# THE REQUEST
Return exactly the lines from the one containing "Give me the" through the last line of the records below, both included, and leave out any pictures.

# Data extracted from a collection
** Start **

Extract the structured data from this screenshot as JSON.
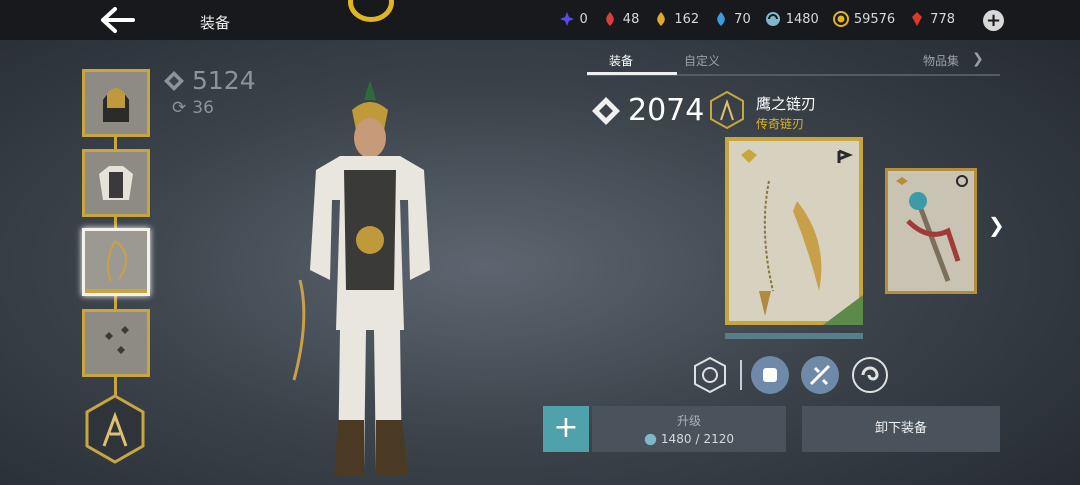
{
  "header": {
    "back_icon": "back-arrow-icon",
    "title": "装备",
    "emblem_icon": "clan-emblem-icon"
  },
  "currencies": [
    {
      "icon": "star-shard-icon",
      "color": "#4a4ae0",
      "value": "0"
    },
    {
      "icon": "red-flame-icon",
      "color": "#d8413a",
      "value": "48"
    },
    {
      "icon": "gold-flame-icon",
      "color": "#e0a830",
      "value": "162"
    },
    {
      "icon": "blue-flame-icon",
      "color": "#3d9be0",
      "value": "70"
    },
    {
      "icon": "swirl-icon",
      "color": "#7fb7c9",
      "value": "1480"
    },
    {
      "icon": "coin-icon",
      "color": "#e0b521",
      "value": "59576"
    },
    {
      "icon": "ruby-icon",
      "color": "#d83a2a",
      "value": "778"
    }
  ],
  "character": {
    "power": "5124",
    "regen": "36"
  },
  "tabs": [
    {
      "label": "装备",
      "active": true
    },
    {
      "label": "自定义",
      "active": false
    },
    {
      "label": "物品集",
      "active": false
    }
  ],
  "weapon": {
    "power": "2074",
    "name": "鹰之链刃",
    "rarity": "传奇链刃",
    "type_icon": "chain-blade-type-icon",
    "equipped": true
  },
  "skills": [
    {
      "icon": "ability-skill-icon"
    },
    {
      "icon": "fist-strike-icon"
    },
    {
      "icon": "shattered-strike-icon"
    },
    {
      "icon": "spiral-icon"
    }
  ],
  "actions": {
    "upgrade_label": "升级",
    "upgrade_cost_current": "1480",
    "upgrade_cost_sep": "/",
    "upgrade_cost_required": "2120",
    "unequip_label": "卸下装备"
  }
}
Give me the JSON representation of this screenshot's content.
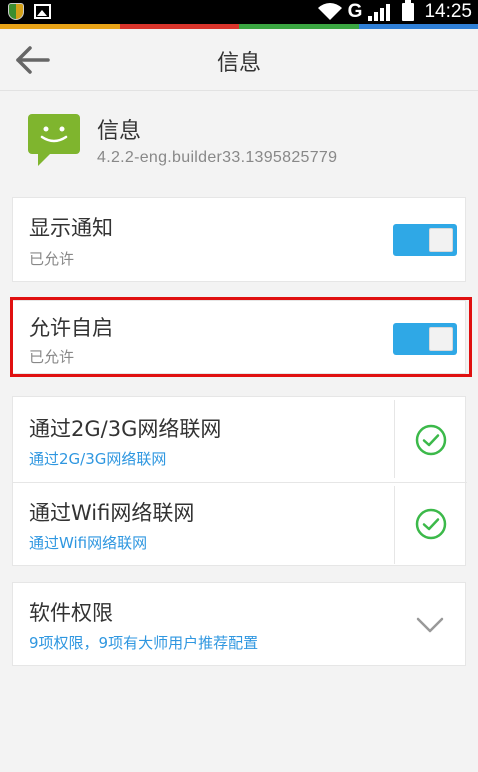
{
  "status_bar": {
    "network": "G",
    "time": "14:25"
  },
  "header": {
    "title": "信息"
  },
  "app": {
    "name": "信息",
    "version": "4.2.2-eng.builder33.1395825779"
  },
  "settings": {
    "show_notification": {
      "title": "显示通知",
      "status": "已允许",
      "enabled": true
    },
    "auto_start": {
      "title": "允许自启",
      "status": "已允许",
      "enabled": true
    }
  },
  "network": {
    "mobile": {
      "title": "通过2G/3G网络联网",
      "subtitle": "通过2G/3G网络联网",
      "allowed": true
    },
    "wifi": {
      "title": "通过Wifi网络联网",
      "subtitle": "通过Wifi网络联网",
      "allowed": true
    }
  },
  "permissions": {
    "title": "软件权限",
    "summary": "9项权限，9项有大师用户推荐配置"
  },
  "colors": {
    "accent": "#2fa8e6",
    "link": "#2f97e0",
    "check": "#3cb94a",
    "highlight": "#e01010",
    "app_icon": "#7fb52e"
  }
}
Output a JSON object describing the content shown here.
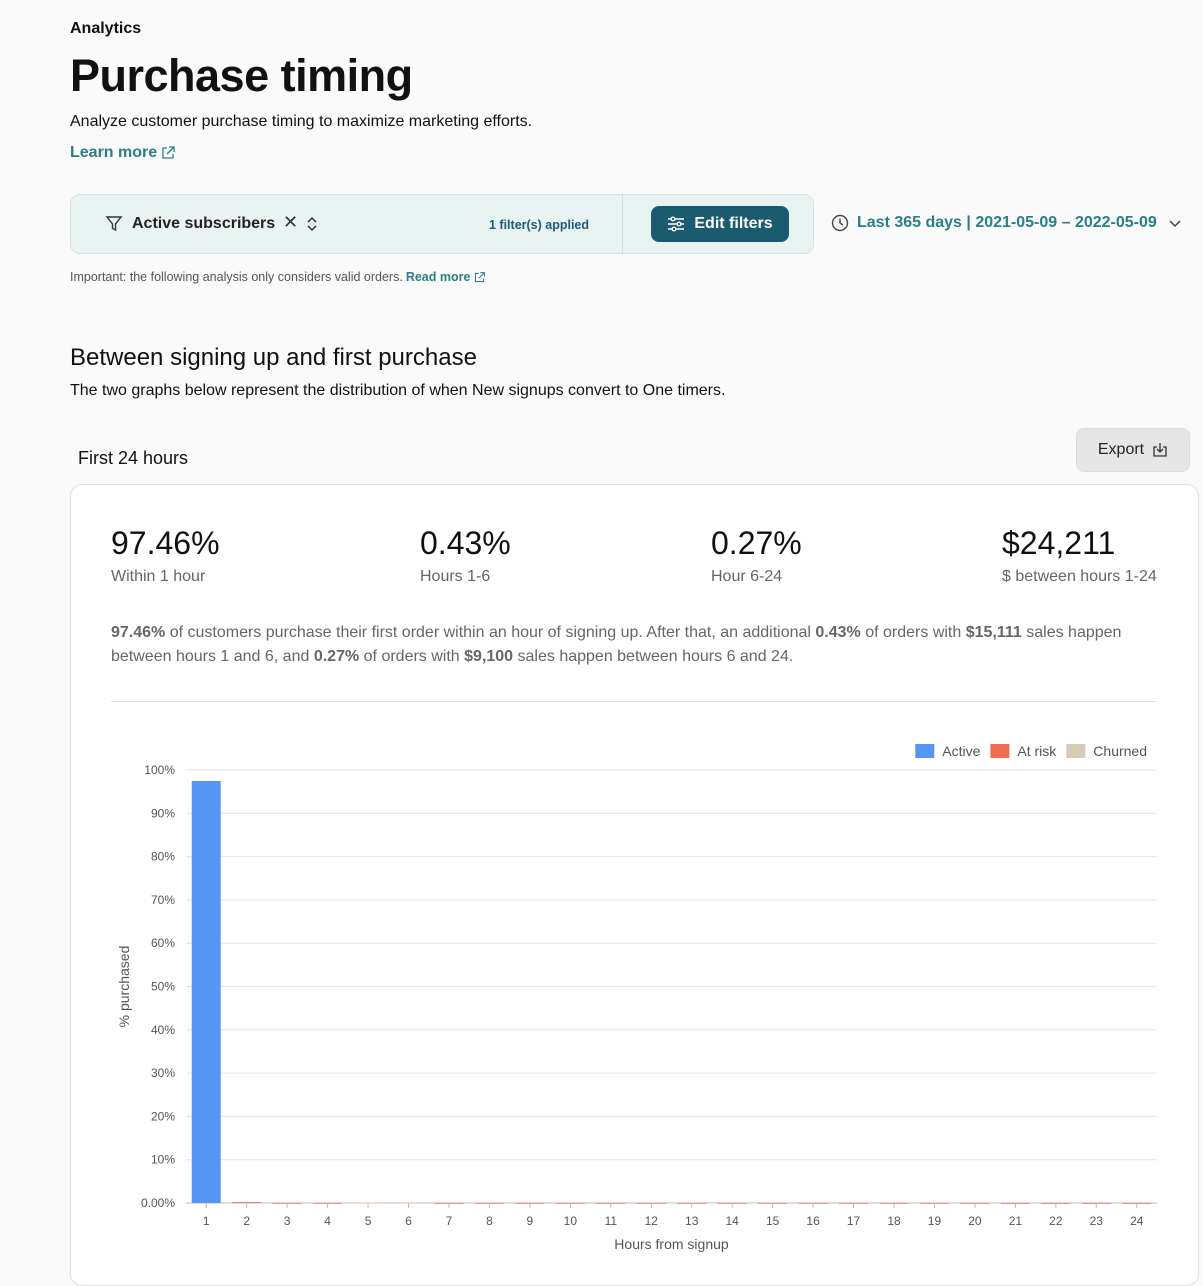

** End **

# EXERCISE ANSWER
Give me the JSON representation of this screenshot's content.
{
  "status_bar": {
    "network": "G",
    "time": "14:25"
  },
  "header": {
    "title": "信息"
  },
  "app": {
    "name": "信息",
    "version": "4.2.2-eng.builder33.1395825779"
  },
  "settings": {
    "show_notification": {
      "title": "显示通知",
      "status": "已允许",
      "enabled": true
    },
    "auto_start": {
      "title": "允许自启",
      "status": "已允许",
      "enabled": true
    }
  },
  "network": {
    "mobile": {
      "title": "通过2G/3G网络联网",
      "subtitle": "通过2G/3G网络联网",
      "allowed": true
    },
    "wifi": {
      "title": "通过Wifi网络联网",
      "subtitle": "通过Wifi网络联网",
      "allowed": true
    }
  },
  "permissions": {
    "title": "软件权限",
    "summary": "9项权限，9项有大师用户推荐配置"
  },
  "colors": {
    "accent": "#2fa8e6",
    "link": "#2f97e0",
    "check": "#3cb94a",
    "highlight": "#e01010",
    "app_icon": "#7fb52e"
  }
}
Output a JSON object describing the content shown here.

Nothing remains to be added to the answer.